WHAT YOU HAVE TO DO:
Copy the lines below verbatim, but only from the line containing "What data populates" through the end of the data.

Saved data entries
++++++++

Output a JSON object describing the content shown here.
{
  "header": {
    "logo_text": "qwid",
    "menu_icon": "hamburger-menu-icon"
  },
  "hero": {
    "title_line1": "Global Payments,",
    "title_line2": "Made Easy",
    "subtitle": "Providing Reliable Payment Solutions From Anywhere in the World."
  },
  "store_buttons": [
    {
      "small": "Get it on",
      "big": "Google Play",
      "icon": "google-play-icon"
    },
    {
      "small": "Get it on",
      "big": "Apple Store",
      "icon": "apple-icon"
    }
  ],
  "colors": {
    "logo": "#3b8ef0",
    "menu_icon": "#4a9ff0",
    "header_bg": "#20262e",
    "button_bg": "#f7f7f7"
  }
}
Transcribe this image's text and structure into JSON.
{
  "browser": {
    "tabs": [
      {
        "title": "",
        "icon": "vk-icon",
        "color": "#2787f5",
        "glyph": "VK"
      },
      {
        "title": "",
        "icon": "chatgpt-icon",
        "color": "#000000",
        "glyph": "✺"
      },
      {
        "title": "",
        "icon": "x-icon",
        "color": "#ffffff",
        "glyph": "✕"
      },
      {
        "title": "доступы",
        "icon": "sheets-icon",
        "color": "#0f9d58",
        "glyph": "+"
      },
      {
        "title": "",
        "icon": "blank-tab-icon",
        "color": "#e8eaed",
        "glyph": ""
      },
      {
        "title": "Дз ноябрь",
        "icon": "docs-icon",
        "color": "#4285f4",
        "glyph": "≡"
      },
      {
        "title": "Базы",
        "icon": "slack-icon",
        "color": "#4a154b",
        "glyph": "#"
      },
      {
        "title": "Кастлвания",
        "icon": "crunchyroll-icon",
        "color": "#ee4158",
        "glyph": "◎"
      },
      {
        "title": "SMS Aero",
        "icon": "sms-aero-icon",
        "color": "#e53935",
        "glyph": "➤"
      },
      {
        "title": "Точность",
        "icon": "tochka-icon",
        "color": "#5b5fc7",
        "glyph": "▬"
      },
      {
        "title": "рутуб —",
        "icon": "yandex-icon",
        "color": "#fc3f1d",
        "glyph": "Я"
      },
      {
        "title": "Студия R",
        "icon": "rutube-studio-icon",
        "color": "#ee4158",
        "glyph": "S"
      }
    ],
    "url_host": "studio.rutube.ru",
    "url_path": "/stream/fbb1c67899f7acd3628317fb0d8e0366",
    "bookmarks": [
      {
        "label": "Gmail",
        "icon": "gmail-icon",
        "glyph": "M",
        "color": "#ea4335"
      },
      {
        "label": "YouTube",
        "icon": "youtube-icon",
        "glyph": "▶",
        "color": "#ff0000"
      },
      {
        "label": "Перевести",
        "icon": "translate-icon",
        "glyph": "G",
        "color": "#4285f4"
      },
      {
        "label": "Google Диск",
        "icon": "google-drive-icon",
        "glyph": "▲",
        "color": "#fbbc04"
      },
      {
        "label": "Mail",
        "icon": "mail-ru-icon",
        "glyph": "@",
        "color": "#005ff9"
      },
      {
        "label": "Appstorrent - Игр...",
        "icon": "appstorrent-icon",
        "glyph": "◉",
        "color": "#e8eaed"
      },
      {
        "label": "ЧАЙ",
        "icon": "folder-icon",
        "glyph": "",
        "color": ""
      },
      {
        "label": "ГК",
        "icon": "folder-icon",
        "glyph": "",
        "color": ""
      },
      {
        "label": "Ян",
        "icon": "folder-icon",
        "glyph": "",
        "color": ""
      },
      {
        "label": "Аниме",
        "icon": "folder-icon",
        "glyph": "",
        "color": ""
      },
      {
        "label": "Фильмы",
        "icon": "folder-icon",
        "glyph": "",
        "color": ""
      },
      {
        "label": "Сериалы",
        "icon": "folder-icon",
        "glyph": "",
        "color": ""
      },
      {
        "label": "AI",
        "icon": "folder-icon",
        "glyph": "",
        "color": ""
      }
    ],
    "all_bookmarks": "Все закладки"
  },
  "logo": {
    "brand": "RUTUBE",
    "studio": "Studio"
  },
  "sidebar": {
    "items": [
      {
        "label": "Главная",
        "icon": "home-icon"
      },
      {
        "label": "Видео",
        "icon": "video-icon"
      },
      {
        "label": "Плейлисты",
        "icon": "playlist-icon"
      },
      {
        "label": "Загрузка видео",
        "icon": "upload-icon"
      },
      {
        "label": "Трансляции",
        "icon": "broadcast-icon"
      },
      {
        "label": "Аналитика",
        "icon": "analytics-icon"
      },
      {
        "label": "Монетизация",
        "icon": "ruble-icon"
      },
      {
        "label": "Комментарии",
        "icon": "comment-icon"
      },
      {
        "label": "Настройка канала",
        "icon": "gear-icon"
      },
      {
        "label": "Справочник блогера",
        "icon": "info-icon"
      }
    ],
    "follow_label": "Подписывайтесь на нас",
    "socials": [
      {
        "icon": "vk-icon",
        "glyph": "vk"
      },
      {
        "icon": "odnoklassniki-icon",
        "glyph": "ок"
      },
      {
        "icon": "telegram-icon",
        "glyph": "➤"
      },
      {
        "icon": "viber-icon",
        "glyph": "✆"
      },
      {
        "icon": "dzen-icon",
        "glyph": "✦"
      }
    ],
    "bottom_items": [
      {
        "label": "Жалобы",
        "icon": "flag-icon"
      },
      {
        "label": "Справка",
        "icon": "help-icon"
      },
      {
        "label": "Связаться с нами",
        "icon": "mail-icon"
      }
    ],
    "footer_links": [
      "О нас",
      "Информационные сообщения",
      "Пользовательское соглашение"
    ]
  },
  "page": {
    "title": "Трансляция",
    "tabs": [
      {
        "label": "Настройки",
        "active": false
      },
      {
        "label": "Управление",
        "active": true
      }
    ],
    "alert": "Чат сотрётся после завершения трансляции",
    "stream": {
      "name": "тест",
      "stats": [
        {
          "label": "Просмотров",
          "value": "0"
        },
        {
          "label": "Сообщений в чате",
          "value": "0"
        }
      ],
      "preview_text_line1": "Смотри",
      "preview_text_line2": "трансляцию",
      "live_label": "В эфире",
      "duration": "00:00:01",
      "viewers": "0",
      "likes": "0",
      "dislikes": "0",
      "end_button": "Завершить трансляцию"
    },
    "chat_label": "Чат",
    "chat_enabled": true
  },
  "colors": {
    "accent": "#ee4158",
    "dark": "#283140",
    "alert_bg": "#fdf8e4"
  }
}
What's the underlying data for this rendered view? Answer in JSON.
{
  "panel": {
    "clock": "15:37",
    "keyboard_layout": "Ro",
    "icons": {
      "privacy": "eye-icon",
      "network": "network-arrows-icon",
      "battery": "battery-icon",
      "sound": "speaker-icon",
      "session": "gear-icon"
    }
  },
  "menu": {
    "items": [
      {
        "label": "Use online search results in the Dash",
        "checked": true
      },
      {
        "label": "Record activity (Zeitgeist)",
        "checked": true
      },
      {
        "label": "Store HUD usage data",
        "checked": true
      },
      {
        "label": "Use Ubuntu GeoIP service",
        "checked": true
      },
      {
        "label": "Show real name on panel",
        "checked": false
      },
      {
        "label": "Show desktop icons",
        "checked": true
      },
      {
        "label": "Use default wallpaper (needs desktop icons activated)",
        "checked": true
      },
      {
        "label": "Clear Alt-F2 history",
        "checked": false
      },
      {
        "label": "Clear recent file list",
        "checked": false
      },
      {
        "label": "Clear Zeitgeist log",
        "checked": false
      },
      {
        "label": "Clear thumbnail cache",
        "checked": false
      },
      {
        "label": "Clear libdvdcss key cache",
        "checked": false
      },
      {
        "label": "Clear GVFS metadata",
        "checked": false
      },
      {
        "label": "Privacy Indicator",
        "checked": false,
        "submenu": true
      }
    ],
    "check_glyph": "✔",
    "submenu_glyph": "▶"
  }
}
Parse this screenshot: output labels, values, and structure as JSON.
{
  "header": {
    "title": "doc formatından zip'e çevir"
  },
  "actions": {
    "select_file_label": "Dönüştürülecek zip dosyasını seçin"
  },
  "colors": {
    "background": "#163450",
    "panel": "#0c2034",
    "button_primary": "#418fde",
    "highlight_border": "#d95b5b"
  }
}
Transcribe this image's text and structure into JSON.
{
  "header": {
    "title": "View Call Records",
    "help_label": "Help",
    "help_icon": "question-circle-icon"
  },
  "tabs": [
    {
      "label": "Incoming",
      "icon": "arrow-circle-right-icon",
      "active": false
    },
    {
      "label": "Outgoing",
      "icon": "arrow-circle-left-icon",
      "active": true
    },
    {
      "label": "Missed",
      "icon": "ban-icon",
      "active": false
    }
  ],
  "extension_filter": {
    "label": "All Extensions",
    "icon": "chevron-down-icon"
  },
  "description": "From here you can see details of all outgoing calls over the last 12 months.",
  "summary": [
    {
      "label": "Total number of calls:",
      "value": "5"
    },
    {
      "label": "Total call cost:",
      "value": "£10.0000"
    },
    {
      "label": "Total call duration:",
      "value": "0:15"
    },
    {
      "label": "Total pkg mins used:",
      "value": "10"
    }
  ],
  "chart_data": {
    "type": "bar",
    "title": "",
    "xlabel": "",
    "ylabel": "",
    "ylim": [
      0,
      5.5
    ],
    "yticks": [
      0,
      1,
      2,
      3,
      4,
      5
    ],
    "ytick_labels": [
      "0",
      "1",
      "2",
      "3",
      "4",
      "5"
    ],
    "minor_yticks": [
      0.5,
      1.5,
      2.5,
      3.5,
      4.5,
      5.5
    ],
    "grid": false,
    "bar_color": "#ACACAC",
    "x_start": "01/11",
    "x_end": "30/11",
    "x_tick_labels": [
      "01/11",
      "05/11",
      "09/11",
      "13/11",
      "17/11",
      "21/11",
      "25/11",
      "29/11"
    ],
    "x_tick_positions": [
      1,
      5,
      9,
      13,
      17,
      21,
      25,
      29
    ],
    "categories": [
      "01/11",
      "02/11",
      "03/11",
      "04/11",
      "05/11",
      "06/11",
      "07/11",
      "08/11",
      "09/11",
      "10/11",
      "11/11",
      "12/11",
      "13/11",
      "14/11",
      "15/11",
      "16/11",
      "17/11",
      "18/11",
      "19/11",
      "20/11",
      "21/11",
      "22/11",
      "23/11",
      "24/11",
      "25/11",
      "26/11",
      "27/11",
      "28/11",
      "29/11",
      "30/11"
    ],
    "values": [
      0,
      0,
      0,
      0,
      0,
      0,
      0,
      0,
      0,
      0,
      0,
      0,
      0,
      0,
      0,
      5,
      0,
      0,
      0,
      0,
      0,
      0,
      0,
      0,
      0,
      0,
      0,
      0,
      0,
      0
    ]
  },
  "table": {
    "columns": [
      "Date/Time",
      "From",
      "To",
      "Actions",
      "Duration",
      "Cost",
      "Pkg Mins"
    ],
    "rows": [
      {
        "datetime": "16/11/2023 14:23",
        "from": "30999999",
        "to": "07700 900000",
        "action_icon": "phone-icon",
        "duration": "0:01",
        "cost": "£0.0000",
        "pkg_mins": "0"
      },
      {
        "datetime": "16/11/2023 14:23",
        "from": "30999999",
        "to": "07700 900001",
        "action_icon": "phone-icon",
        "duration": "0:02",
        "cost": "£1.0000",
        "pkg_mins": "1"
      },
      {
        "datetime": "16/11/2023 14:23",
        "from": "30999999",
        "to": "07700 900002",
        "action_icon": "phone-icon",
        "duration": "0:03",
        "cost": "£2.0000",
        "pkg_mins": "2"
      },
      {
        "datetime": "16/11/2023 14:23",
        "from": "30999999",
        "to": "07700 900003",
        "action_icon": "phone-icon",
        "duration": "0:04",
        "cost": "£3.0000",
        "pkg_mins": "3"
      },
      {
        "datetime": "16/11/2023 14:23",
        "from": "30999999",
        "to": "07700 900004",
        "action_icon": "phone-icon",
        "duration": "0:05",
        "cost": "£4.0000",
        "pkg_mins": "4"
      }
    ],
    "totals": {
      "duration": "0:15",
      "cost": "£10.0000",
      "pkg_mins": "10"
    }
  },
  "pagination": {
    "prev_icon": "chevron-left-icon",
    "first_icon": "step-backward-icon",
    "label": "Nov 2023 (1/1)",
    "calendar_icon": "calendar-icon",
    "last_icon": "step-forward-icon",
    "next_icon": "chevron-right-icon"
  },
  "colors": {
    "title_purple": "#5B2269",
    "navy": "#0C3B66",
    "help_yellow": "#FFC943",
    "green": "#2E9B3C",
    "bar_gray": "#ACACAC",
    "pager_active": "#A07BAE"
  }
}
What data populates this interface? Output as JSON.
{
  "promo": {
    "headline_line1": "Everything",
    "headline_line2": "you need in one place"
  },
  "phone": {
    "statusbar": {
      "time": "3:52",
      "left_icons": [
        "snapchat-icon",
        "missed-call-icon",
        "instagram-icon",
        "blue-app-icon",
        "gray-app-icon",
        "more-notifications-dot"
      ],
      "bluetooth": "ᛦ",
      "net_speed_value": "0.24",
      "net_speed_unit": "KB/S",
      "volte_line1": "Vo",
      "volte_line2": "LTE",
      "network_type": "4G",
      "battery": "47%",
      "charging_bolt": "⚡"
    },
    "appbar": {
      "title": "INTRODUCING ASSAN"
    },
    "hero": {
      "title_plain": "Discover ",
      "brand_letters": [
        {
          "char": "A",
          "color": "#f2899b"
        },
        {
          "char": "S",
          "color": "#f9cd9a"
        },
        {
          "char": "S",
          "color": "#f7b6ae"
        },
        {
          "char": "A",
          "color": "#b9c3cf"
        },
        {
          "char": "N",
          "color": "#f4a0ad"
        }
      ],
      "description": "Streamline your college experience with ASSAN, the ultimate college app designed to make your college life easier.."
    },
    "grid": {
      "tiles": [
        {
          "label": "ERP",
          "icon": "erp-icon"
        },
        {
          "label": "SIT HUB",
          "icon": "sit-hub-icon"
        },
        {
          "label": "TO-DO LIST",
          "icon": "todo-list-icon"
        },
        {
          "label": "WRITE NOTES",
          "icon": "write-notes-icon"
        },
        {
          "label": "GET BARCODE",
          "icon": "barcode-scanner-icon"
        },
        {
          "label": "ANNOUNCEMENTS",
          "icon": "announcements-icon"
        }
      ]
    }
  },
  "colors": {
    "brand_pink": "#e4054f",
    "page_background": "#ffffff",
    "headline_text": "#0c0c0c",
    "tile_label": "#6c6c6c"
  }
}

++++++++

SOLUTION TO THIS PROBLEM:
What data populates this interface? Output as JSON.
{
  "promo": {
    "headline_line1": "Everything",
    "headline_line2": "you need in one place"
  },
  "phone": {
    "statusbar": {
      "time": "3:52",
      "left_icons": [
        "snapchat-icon",
        "missed-call-icon",
        "instagram-icon",
        "blue-app-icon",
        "gray-app-icon",
        "more-notifications-dot"
      ],
      "bluetooth": "ᛦ",
      "net_speed_value": "0.24",
      "net_speed_unit": "KB/S",
      "volte_line1": "Vo",
      "volte_line2": "LTE",
      "network_type": "4G",
      "battery": "47%",
      "charging_bolt": "⚡"
    },
    "appbar": {
      "title": "INTRODUCING ASSAN"
    },
    "hero": {
      "title_plain": "Discover ",
      "brand_letters": [
        {
          "char": "A",
          "color": "#f2899b"
        },
        {
          "char": "S",
          "color": "#f9cd9a"
        },
        {
          "char": "S",
          "color": "#f7b6ae"
        },
        {
          "char": "A",
          "color": "#b9c3cf"
        },
        {
          "char": "N",
          "color": "#f4a0ad"
        }
      ],
      "description": "Streamline your college experience with ASSAN, the ultimate college app designed to make your college life easier.."
    },
    "grid": {
      "tiles": [
        {
          "label": "ERP",
          "icon": "erp-icon"
        },
        {
          "label": "SIT HUB",
          "icon": "sit-hub-icon"
        },
        {
          "label": "TO-DO LIST",
          "icon": "todo-list-icon"
        },
        {
          "label": "WRITE NOTES",
          "icon": "write-notes-icon"
        },
        {
          "label": "GET BARCODE",
          "icon": "barcode-scanner-icon"
        },
        {
          "label": "ANNOUNCEMENTS",
          "icon": "announcements-icon"
        }
      ]
    }
  },
  "colors": {
    "brand_pink": "#e4054f",
    "page_background": "#ffffff",
    "headline_text": "#0c0c0c",
    "tile_label": "#6c6c6c"
  }
}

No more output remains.